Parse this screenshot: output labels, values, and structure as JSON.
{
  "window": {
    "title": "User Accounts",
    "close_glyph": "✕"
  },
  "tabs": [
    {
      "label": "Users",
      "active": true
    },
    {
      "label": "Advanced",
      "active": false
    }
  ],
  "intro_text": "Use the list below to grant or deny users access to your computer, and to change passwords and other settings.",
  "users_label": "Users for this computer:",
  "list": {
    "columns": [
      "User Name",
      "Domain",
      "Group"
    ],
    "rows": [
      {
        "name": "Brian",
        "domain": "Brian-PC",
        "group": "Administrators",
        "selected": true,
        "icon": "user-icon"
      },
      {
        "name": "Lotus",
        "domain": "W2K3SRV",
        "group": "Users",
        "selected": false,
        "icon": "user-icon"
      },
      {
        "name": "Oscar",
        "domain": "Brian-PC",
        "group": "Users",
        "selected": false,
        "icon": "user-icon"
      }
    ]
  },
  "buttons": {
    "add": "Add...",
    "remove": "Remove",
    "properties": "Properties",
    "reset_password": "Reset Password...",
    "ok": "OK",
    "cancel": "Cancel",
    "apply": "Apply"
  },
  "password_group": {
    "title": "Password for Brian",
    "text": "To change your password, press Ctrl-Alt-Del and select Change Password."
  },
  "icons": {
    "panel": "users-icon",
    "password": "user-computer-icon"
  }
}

What needs to be done - From the material above, gather all lines that include the string "list" and copy them.

The completed task -
  "intro_text": "Use the list below to grant or deny users access to your computer, and to change passwords and other settings.",
  "list": {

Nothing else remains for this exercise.